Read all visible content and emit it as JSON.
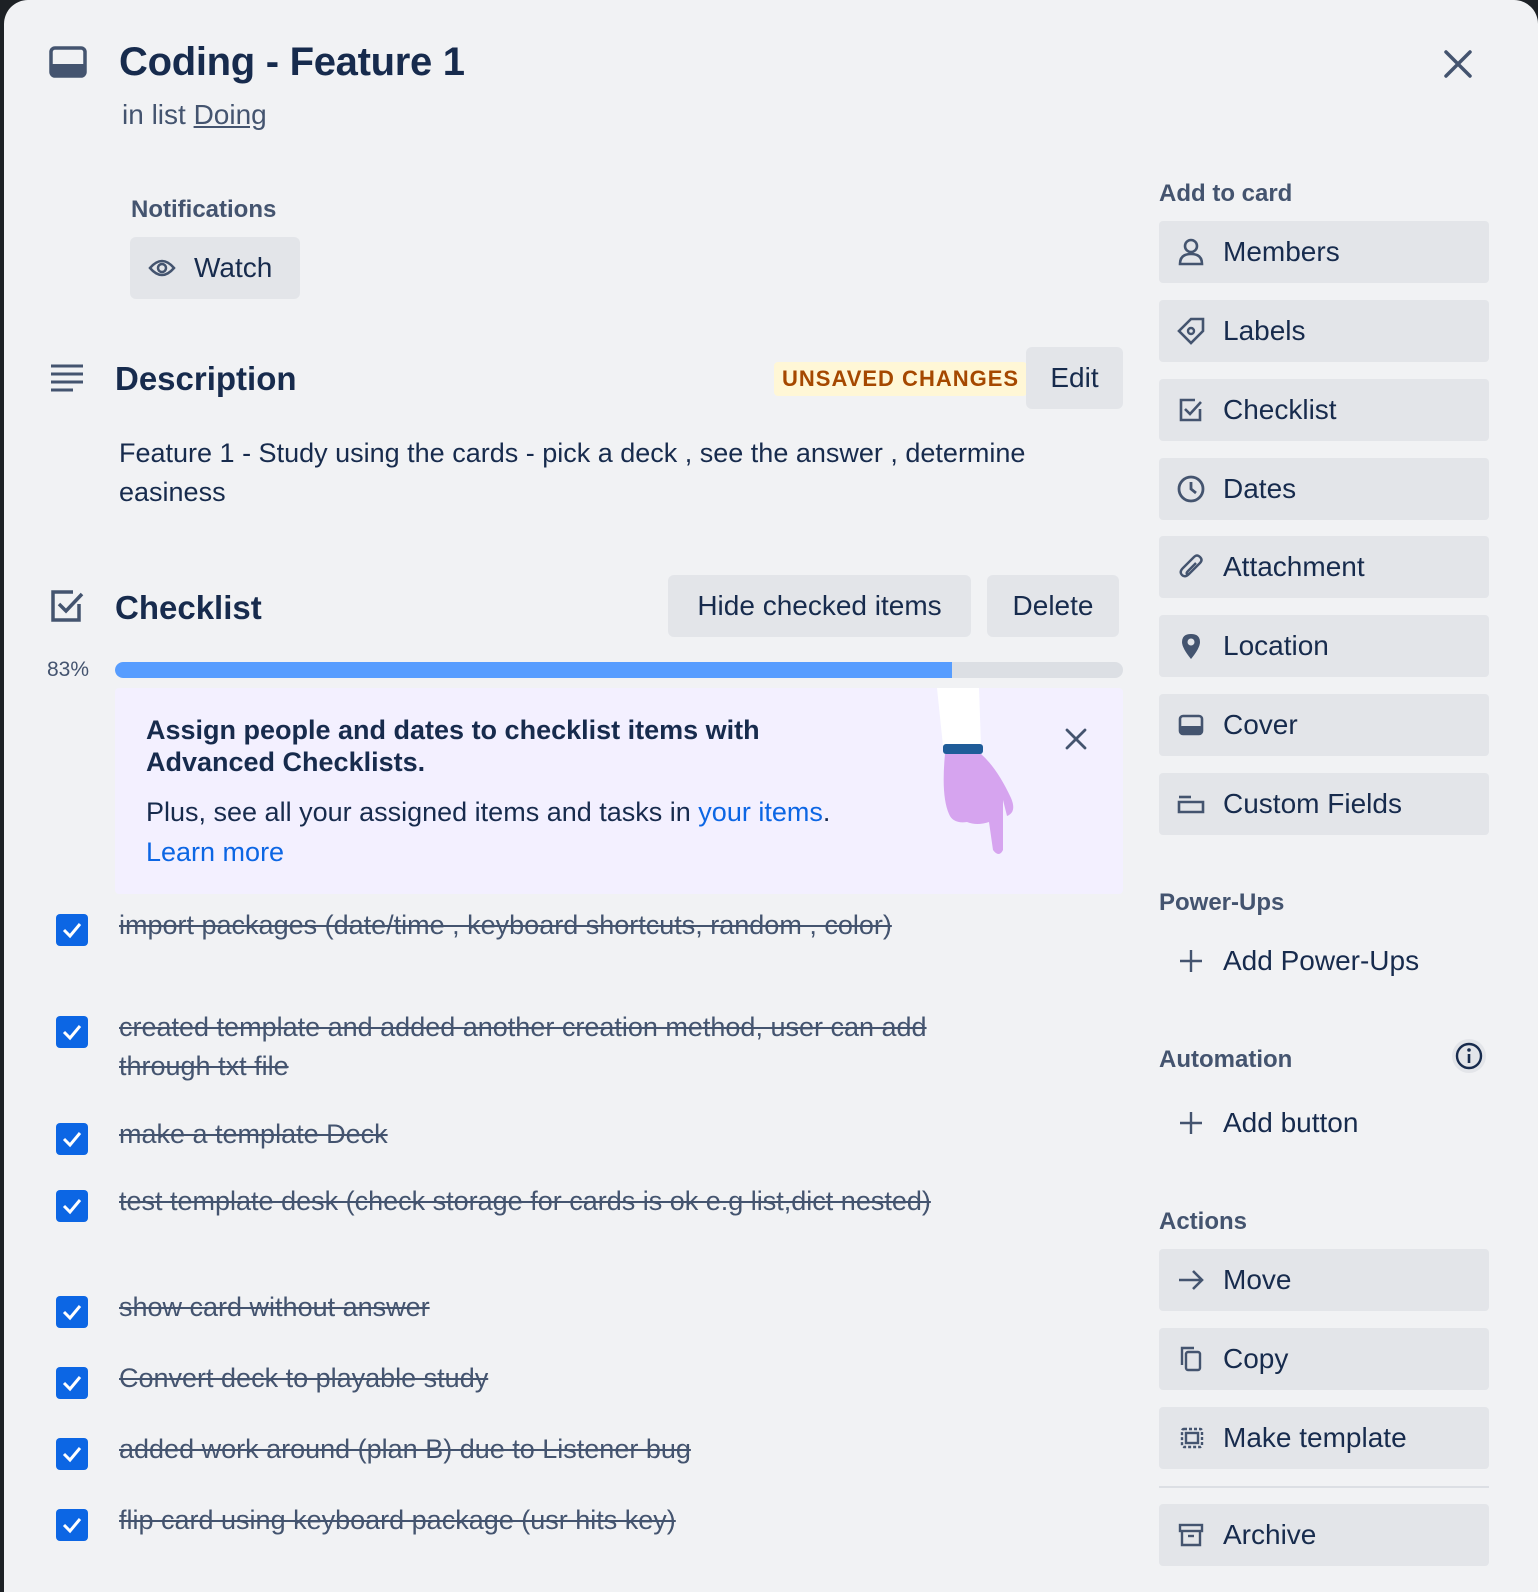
{
  "card": {
    "title": "Coding - Feature 1",
    "in_list_prefix": "in list",
    "list_name": "Doing"
  },
  "notifications": {
    "heading": "Notifications",
    "watch_label": "Watch"
  },
  "description": {
    "heading": "Description",
    "unsaved_badge": "UNSAVED CHANGES",
    "edit_label": "Edit",
    "text": "Feature 1 - Study using the cards - pick a deck , see the answer , determine easiness"
  },
  "checklist": {
    "heading": "Checklist",
    "hide_checked_label": "Hide checked items",
    "delete_label": "Delete",
    "progress_text": "83%",
    "progress_value": 0.83,
    "promo": {
      "title": "Assign people and dates to checklist items with Advanced Checklists.",
      "body_prefix": "Plus, see all your assigned items and tasks in",
      "body_link": "your items",
      "body_suffix": ".",
      "learn_more": "Learn more"
    },
    "items": [
      {
        "text": "import packages (date/time , keyboard shortcuts, random , color)",
        "checked": true
      },
      {
        "text": "created template and added another creation method, user can add through txt file",
        "checked": true
      },
      {
        "text": "make a template Deck",
        "checked": true
      },
      {
        "text": "test template desk (check storage for cards is ok e.g list,dict nested)",
        "checked": true
      },
      {
        "text": "show card without answer",
        "checked": true
      },
      {
        "text": "Convert deck to playable study",
        "checked": true
      },
      {
        "text": "added work around (plan B) due to Listener bug",
        "checked": true
      },
      {
        "text": "flip card using keyboard package (usr hits key)",
        "checked": true
      }
    ]
  },
  "sidebar": {
    "add_to_card": {
      "heading": "Add to card",
      "items": [
        {
          "label": "Members",
          "icon": "person-icon"
        },
        {
          "label": "Labels",
          "icon": "tag-icon"
        },
        {
          "label": "Checklist",
          "icon": "checklist-icon"
        },
        {
          "label": "Dates",
          "icon": "clock-icon"
        },
        {
          "label": "Attachment",
          "icon": "paperclip-icon"
        },
        {
          "label": "Location",
          "icon": "map-pin-icon"
        },
        {
          "label": "Cover",
          "icon": "cover-icon"
        },
        {
          "label": "Custom Fields",
          "icon": "custom-fields-icon"
        }
      ]
    },
    "power_ups": {
      "heading": "Power-Ups",
      "add_label": "Add Power-Ups"
    },
    "automation": {
      "heading": "Automation",
      "add_label": "Add button"
    },
    "actions": {
      "heading": "Actions",
      "items": [
        {
          "label": "Move",
          "icon": "arrow-right-icon"
        },
        {
          "label": "Copy",
          "icon": "copy-icon"
        },
        {
          "label": "Make template",
          "icon": "template-icon"
        },
        {
          "label": "Archive",
          "icon": "archive-icon"
        }
      ]
    }
  },
  "colors": {
    "accent": "#0c66e4",
    "progress": "#579dff",
    "badge_bg": "#fff7d6",
    "badge_text": "#a54800"
  }
}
----
WORK REQUIRED
Quote every entry exactly, with the pictures omitted.

WRITTEN ANSWER
Read all visible content and emit it as JSON.
{
  "card": {
    "title": "Coding - Feature 1",
    "in_list_prefix": "in list",
    "list_name": "Doing"
  },
  "notifications": {
    "heading": "Notifications",
    "watch_label": "Watch"
  },
  "description": {
    "heading": "Description",
    "unsaved_badge": "UNSAVED CHANGES",
    "edit_label": "Edit",
    "text": "Feature 1 - Study using the cards - pick a deck , see the answer , determine easiness"
  },
  "checklist": {
    "heading": "Checklist",
    "hide_checked_label": "Hide checked items",
    "delete_label": "Delete",
    "progress_text": "83%",
    "progress_value": 0.83,
    "promo": {
      "title": "Assign people and dates to checklist items with Advanced Checklists.",
      "body_prefix": "Plus, see all your assigned items and tasks in",
      "body_link": "your items",
      "body_suffix": ".",
      "learn_more": "Learn more"
    },
    "items": [
      {
        "text": "import packages (date/time , keyboard shortcuts, random , color)",
        "checked": true
      },
      {
        "text": "created template and added another creation method, user can add through txt file",
        "checked": true
      },
      {
        "text": "make a template Deck",
        "checked": true
      },
      {
        "text": "test template desk (check storage for cards is ok e.g list,dict nested)",
        "checked": true
      },
      {
        "text": "show card without answer",
        "checked": true
      },
      {
        "text": "Convert deck to playable study",
        "checked": true
      },
      {
        "text": "added work around (plan B) due to Listener bug",
        "checked": true
      },
      {
        "text": "flip card using keyboard package (usr hits key)",
        "checked": true
      }
    ]
  },
  "sidebar": {
    "add_to_card": {
      "heading": "Add to card",
      "items": [
        {
          "label": "Members",
          "icon": "person-icon"
        },
        {
          "label": "Labels",
          "icon": "tag-icon"
        },
        {
          "label": "Checklist",
          "icon": "checklist-icon"
        },
        {
          "label": "Dates",
          "icon": "clock-icon"
        },
        {
          "label": "Attachment",
          "icon": "paperclip-icon"
        },
        {
          "label": "Location",
          "icon": "map-pin-icon"
        },
        {
          "label": "Cover",
          "icon": "cover-icon"
        },
        {
          "label": "Custom Fields",
          "icon": "custom-fields-icon"
        }
      ]
    },
    "power_ups": {
      "heading": "Power-Ups",
      "add_label": "Add Power-Ups"
    },
    "automation": {
      "heading": "Automation",
      "add_label": "Add button"
    },
    "actions": {
      "heading": "Actions",
      "items": [
        {
          "label": "Move",
          "icon": "arrow-right-icon"
        },
        {
          "label": "Copy",
          "icon": "copy-icon"
        },
        {
          "label": "Make template",
          "icon": "template-icon"
        },
        {
          "label": "Archive",
          "icon": "archive-icon"
        }
      ]
    }
  },
  "colors": {
    "accent": "#0c66e4",
    "progress": "#579dff",
    "badge_bg": "#fff7d6",
    "badge_text": "#a54800"
  }
}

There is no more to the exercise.